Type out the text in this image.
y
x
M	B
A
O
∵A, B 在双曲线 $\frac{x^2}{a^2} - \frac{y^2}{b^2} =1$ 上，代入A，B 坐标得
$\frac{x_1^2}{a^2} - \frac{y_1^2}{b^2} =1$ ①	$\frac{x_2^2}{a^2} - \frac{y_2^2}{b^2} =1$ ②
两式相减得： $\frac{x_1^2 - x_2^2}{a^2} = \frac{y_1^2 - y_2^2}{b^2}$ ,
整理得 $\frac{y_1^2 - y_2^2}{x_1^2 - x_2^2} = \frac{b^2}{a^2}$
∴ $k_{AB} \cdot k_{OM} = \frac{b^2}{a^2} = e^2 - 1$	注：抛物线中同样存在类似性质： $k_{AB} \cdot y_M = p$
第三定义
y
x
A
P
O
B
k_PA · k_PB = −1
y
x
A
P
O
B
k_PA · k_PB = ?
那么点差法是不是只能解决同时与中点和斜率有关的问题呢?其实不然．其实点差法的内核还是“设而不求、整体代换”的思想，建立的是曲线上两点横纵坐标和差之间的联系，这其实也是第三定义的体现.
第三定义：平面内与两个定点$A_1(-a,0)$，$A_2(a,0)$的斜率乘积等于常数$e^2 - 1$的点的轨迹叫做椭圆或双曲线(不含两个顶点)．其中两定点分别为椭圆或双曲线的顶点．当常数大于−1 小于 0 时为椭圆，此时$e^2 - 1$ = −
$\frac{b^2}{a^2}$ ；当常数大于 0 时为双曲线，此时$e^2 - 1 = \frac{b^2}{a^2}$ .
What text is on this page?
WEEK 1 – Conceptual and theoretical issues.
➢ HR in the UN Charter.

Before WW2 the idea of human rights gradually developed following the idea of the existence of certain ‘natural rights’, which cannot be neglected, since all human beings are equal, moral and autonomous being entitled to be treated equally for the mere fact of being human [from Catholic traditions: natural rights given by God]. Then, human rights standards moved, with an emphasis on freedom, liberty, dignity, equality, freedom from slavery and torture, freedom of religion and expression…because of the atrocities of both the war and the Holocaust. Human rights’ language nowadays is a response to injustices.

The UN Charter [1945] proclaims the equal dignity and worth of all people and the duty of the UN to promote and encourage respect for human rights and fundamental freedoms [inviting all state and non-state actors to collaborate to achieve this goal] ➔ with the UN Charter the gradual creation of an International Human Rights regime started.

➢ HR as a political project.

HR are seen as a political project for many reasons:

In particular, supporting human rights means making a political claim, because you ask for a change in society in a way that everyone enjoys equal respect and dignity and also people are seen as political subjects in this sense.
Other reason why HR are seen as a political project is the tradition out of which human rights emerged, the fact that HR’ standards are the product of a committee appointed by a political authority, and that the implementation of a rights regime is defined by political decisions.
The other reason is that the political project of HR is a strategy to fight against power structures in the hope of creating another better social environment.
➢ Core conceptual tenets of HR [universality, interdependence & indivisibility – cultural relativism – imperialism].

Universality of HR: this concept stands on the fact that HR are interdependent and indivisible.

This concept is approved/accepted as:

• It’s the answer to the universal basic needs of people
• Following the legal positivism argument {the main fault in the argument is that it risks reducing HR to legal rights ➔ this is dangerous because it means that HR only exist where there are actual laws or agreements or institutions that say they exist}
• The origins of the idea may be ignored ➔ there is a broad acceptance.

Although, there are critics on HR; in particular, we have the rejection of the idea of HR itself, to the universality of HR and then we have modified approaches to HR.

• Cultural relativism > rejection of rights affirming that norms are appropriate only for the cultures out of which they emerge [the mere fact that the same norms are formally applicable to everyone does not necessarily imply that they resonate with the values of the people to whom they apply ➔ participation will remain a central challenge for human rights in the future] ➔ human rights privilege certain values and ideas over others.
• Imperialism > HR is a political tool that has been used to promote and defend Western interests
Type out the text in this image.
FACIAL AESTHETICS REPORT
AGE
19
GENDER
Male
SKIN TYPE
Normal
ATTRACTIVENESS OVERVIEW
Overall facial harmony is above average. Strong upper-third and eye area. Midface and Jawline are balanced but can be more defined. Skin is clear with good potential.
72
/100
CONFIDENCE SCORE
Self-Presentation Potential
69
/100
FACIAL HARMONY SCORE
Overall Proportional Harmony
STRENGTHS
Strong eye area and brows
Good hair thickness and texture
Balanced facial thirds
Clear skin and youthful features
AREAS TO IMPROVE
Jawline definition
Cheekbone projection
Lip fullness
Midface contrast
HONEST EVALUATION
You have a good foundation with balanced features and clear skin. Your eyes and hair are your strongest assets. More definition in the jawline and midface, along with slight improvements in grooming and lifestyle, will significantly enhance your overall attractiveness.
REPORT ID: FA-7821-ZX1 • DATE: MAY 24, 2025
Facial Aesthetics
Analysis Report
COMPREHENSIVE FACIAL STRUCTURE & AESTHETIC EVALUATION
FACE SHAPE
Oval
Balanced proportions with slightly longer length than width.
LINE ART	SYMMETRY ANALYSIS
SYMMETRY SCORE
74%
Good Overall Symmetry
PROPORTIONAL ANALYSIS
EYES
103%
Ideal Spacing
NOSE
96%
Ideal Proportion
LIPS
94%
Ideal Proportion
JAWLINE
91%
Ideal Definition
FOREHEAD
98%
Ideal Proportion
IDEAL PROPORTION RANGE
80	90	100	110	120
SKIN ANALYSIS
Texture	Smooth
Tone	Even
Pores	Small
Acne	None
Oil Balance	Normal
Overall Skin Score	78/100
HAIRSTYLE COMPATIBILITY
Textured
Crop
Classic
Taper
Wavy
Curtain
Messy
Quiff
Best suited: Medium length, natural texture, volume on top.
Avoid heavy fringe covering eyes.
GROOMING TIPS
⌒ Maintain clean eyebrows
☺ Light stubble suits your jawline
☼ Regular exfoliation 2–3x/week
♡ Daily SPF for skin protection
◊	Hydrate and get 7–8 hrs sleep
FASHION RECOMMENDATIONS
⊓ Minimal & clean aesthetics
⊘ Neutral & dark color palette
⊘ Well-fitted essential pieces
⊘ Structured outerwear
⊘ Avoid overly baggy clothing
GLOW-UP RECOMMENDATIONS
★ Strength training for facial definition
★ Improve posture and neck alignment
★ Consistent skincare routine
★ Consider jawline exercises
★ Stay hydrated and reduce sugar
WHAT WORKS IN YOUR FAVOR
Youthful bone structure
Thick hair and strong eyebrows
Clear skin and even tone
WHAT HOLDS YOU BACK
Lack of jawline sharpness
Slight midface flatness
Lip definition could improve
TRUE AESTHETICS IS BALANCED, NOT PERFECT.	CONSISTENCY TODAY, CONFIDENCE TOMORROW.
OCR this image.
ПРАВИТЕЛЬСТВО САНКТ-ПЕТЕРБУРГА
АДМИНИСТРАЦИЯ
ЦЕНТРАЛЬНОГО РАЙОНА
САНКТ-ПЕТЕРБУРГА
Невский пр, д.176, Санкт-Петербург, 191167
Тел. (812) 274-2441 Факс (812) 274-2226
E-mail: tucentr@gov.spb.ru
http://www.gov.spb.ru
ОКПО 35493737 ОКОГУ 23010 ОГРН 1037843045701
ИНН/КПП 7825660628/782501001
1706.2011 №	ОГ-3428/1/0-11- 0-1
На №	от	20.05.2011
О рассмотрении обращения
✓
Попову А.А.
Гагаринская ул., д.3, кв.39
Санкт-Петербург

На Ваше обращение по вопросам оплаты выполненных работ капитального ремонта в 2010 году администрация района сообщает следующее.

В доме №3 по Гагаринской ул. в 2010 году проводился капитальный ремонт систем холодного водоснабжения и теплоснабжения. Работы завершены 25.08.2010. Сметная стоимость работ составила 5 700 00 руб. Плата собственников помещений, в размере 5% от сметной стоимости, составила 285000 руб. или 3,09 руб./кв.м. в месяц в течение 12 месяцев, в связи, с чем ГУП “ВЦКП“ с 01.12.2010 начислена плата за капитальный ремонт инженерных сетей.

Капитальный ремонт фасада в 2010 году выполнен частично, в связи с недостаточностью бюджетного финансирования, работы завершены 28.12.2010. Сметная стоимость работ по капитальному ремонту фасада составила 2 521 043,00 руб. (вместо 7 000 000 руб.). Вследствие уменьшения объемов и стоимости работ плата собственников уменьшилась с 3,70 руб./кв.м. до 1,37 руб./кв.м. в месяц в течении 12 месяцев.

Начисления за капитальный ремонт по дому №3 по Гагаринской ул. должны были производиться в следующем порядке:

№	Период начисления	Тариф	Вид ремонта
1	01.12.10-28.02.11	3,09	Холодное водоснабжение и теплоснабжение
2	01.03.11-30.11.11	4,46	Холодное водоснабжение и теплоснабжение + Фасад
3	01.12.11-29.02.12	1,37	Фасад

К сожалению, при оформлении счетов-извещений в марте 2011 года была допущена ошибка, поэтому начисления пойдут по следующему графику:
+++
→ **PROBLEM**:
Return each line in the records that holds the string "only".

→ **OUTPUT**:
• Following the legal positivism argument {the main fault in the argument is that it risks reducing HR to legal rights ➔ this is dangerous because it means that HR only exist where there are actual laws or agreements or institutions that say they exist}
• Cultural relativism > rejection of rights affirming that norms are appropriate only for the cultures out of which they emerge [the mere fact that the same norms are formally applicable to everyone does not necessarily imply that they resonate with the values of the people to whom they apply ➔ participation will remain a central challenge for human rights in the future] ➔ human rights privilege certain values and ideas over others.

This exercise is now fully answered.